WRITTEN EXERCISE: Filter the records for lines holding the string "Qmín".

SUPPLIED DATA:
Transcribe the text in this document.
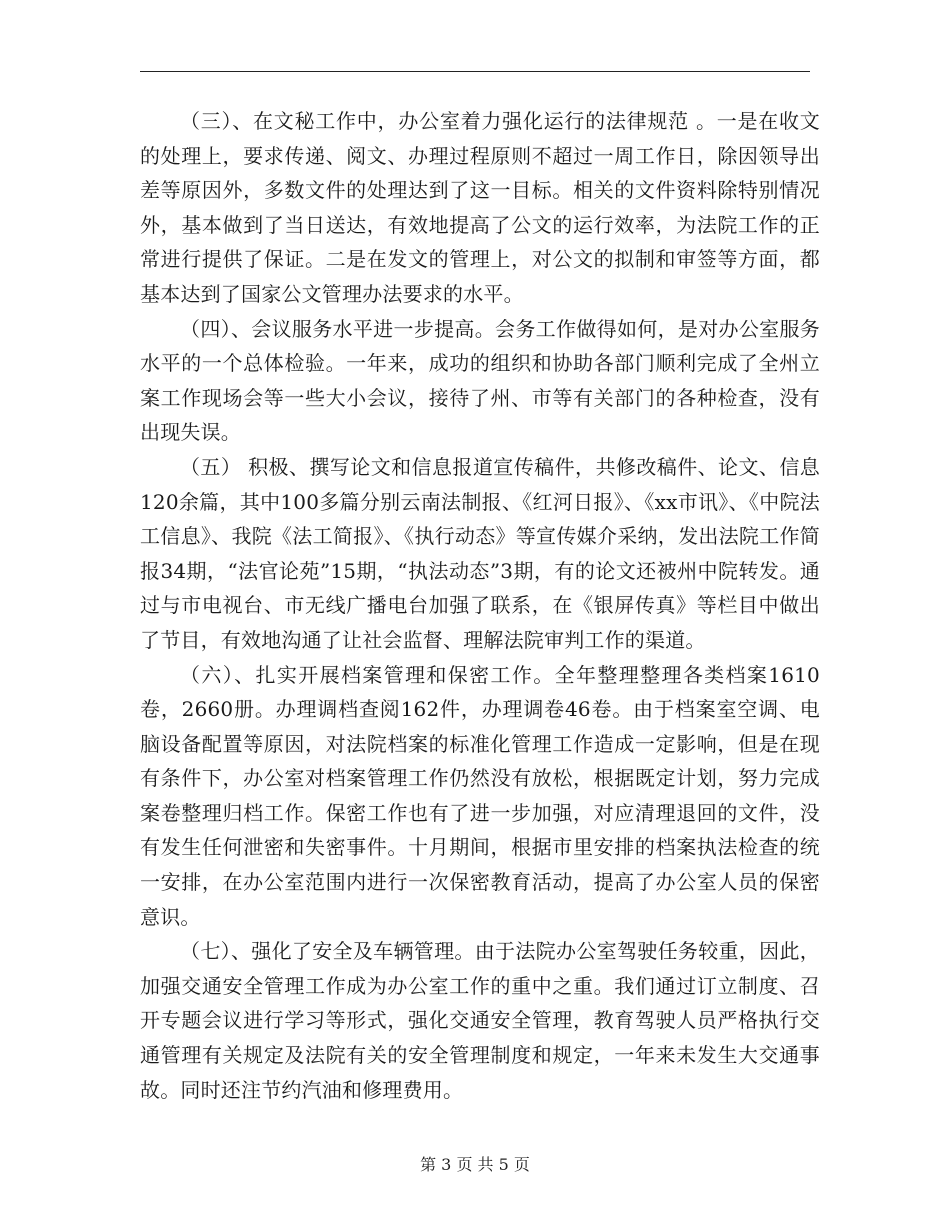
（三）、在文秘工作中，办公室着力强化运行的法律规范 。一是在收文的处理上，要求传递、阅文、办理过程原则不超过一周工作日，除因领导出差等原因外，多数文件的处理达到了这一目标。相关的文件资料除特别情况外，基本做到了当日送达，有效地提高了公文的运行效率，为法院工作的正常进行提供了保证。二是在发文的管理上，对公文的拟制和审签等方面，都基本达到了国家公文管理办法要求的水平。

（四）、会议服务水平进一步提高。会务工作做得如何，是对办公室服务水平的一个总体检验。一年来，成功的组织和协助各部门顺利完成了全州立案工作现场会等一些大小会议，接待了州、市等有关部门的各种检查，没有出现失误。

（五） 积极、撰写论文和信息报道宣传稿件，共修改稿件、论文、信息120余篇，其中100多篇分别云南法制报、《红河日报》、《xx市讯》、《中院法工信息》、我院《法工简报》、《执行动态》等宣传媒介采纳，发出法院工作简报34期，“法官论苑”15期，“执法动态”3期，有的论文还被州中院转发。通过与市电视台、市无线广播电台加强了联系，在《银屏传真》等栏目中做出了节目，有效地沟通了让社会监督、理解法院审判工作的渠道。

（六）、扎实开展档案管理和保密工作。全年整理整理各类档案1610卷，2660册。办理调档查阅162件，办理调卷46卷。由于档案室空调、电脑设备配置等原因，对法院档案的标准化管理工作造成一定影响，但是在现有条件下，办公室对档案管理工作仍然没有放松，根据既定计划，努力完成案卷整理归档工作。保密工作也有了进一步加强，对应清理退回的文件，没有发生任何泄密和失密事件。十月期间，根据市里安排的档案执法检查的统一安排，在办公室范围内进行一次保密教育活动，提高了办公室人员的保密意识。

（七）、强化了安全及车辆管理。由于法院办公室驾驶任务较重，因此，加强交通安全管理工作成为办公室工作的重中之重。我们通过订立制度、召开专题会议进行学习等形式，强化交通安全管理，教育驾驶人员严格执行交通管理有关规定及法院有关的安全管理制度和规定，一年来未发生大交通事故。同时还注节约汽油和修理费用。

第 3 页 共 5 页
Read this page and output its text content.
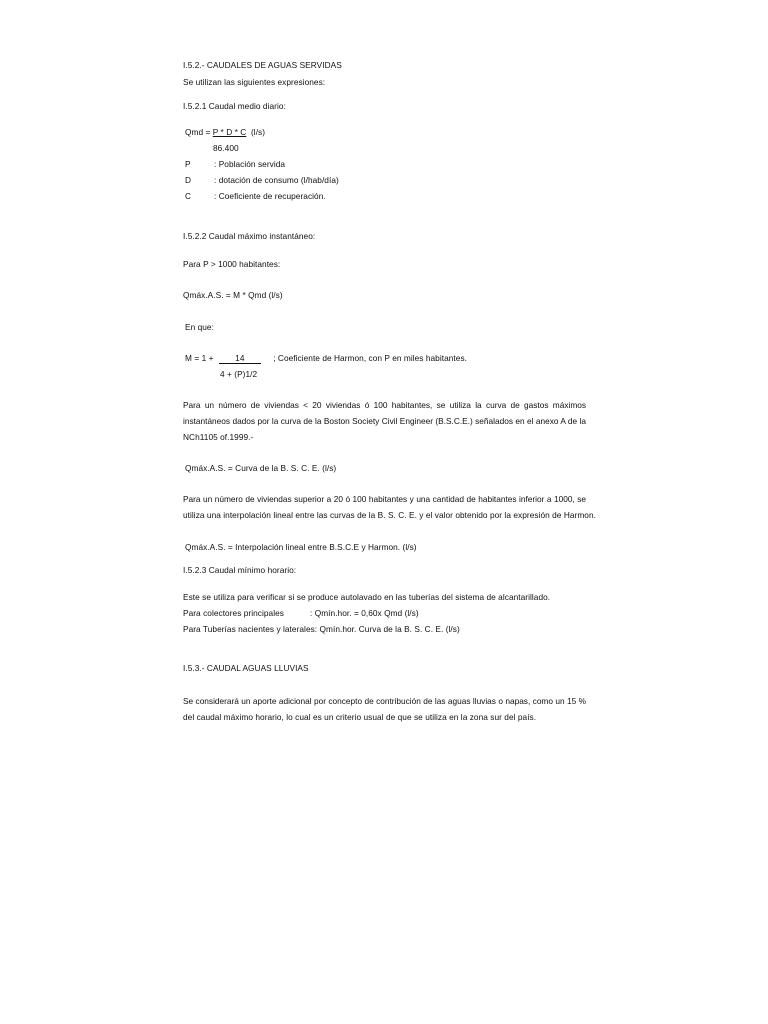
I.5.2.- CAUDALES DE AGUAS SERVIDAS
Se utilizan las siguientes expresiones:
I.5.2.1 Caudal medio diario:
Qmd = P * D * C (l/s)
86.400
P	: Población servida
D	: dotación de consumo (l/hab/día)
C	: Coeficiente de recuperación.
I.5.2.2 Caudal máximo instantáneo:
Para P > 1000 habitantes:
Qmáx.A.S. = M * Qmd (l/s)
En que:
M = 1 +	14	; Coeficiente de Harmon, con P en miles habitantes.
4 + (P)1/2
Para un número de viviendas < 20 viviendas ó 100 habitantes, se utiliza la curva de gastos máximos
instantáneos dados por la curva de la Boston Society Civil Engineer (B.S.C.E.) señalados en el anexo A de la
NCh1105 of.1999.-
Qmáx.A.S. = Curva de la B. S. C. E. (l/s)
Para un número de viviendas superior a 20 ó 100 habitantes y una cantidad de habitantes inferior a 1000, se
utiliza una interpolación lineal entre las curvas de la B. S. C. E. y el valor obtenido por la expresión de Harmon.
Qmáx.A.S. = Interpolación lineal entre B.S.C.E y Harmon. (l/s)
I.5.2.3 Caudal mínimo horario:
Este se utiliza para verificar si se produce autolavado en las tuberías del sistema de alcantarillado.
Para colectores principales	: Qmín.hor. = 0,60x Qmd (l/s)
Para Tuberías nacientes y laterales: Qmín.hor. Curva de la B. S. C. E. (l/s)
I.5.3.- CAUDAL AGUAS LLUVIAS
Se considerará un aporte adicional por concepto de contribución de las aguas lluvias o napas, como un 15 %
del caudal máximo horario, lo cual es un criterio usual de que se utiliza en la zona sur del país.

RIGHT ANSWER:
Para colectores principales	: Qmín.hor. = 0,60x Qmd (l/s)
Para Tuberías nacientes y laterales: Qmín.hor. Curva de la B. S. C. E. (l/s)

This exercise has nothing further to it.